> Extract provided:
^^^^

February 1st 2015
The Real Deal
In the world of New York City real estate, the market for über-luxury apartments can seem like the only game in town.
But despite the buzz about big-ticket sales, deals above the $5 million and $10 million mark are not as big a slice of the overall market as some might think, according to an analysis by The Real Deal of closed deals on the website StreetEasy.
The numbers show that only about 1 percent of all Manhattan co-op and condo sales — or about 370 out of 30,900 sales between January 2013 and January 2015 — fetched $10 million or more. (Figures from the appraisal firm Miller Samuel show about 5,000 fewer overall sales — StreetEasy’s stats tend to include more non-linear deals like co-op transfers and some land deals — but the same basic proportions hold true.)
Meanwhile, only about 1,300 sales, or 4 percent of all sales, went for $5 million or more during that same time.
Even sales priced at $3 million and up — the “luxury” benchmark used by several market reports — accounted for only 3,230 deals, or just over 10 percent of all transactions.
Market analysts say that while the luxury market is a growing percent of the overall market, its small size makes it a poor gauge of the market’s health.
Analysts also say the obsession with colossally large deals obscures what’s going on with the vast majority of the market, including in the lower-end luxury sweet spot between $1.5 million and $3.5 million.
Jonathan Miller, president of Miller Samuel, pointed to some troubling signs in the market that are not getting much attention — like a drop-off in sales activity at the year’s end, and a shortage of inventory in the resale market.
For example, while the number of deals is up in the $10 million-plus world, overall sales activity in the fourth quarter plummeted 18 percent year-over-year, according to Douglas Elliman’s marketing report, which is prepared by Miller.
“One percent of the market is getting 99 percent of the eyeballs,” he said. “We’re zeroing in on the wrong things, things that are shiny and sparkle.”
Of course, it’s easy to get taken with the luxury deals: Despite the fact that they don’t account for much of the activity in the market, they do account for a large (and growing) chunk of the dollar volume.
While the dollar value of closed deals priced in the $5 million-and-above category hasn’t budged much in the last year in Manhattan — creeping to $1.42 billion in 2014’s fourth quarter from $1.4 billion at the end of 2013 — the dollar value of closed deals priced at $10 million-and-up jumped by about 65 percent. There were 40 of those sales valued at $931 million in 2014’s fourth quarter, up from 36 sales valued at $506 million at the same time the year before.

^^^^

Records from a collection
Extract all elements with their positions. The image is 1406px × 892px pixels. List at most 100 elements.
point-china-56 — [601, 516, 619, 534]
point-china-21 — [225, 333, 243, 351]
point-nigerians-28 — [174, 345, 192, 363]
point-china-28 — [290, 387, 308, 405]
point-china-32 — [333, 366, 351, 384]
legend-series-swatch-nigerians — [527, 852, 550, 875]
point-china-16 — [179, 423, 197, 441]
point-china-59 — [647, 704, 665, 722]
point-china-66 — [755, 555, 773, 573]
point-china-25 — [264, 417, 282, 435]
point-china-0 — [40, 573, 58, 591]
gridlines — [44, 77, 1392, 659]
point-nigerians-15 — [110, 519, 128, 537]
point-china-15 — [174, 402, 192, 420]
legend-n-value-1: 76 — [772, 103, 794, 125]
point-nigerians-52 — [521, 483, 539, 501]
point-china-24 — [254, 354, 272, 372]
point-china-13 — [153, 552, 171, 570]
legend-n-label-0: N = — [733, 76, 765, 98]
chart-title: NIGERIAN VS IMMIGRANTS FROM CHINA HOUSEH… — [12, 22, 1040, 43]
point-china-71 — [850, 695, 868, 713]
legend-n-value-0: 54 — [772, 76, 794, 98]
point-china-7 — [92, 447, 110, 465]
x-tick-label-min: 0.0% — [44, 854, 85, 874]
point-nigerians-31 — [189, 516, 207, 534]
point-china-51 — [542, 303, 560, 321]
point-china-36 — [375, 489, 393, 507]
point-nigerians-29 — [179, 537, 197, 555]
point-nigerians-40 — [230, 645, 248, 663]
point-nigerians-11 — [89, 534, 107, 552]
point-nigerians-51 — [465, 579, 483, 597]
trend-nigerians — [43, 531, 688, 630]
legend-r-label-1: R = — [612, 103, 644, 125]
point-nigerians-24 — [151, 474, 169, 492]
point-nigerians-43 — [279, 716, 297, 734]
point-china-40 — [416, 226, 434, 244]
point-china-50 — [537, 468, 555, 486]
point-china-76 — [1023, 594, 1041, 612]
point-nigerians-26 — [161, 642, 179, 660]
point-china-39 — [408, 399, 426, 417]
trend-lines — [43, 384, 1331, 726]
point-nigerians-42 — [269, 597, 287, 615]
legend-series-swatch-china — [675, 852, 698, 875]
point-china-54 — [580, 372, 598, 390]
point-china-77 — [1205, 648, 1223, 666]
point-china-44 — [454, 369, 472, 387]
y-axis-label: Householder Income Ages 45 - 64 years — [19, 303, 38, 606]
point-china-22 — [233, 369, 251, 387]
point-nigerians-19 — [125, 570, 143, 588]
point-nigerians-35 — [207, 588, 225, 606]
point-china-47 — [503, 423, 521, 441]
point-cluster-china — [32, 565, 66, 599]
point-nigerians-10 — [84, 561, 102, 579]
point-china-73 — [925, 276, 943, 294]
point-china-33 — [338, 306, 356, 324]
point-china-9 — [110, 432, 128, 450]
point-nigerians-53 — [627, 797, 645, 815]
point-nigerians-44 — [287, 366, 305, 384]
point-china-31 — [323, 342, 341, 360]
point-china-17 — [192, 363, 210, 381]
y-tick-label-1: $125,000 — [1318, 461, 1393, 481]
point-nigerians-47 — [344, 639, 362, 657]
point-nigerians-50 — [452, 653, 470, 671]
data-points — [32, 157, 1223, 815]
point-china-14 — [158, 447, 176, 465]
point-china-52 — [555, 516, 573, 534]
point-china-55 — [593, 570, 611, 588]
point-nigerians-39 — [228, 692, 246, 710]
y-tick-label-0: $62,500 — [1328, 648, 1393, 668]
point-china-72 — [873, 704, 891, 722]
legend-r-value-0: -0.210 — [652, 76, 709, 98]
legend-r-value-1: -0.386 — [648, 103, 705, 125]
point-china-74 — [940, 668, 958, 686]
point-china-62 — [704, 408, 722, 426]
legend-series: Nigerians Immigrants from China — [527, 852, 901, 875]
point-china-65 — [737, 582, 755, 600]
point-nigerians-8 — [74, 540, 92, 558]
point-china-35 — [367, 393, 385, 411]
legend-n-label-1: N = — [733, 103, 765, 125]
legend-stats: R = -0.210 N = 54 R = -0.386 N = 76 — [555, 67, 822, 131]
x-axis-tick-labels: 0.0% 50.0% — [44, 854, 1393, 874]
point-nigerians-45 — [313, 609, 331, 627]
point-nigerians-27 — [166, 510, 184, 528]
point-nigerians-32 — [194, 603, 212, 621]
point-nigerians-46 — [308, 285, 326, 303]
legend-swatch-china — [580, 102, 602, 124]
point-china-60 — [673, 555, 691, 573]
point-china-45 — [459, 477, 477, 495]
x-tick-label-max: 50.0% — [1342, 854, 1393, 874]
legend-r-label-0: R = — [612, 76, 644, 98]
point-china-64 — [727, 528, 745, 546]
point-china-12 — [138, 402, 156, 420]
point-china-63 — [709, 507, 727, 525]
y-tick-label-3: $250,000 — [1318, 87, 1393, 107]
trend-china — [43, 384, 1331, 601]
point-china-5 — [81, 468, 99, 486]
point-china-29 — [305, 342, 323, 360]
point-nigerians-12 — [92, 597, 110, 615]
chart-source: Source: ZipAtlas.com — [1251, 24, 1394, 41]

^^^^

> Work item:
Print the passage of the article on Manhattan luxury apartment sales, beginning at the words "February 1st 2015" and stopping after the words "the website StreetEasy.".

> Task solution:
February 1st 2015
The Real Deal
In the world of New York City real estate, the market for über-luxury apartments can seem like the only game in town.
But despite the buzz about big-ticket sales, deals above the $5 million and $10 million mark are not as big a slice of the overall market as some might think, according to an analysis by The Real Deal of closed deals on the website StreetEasy.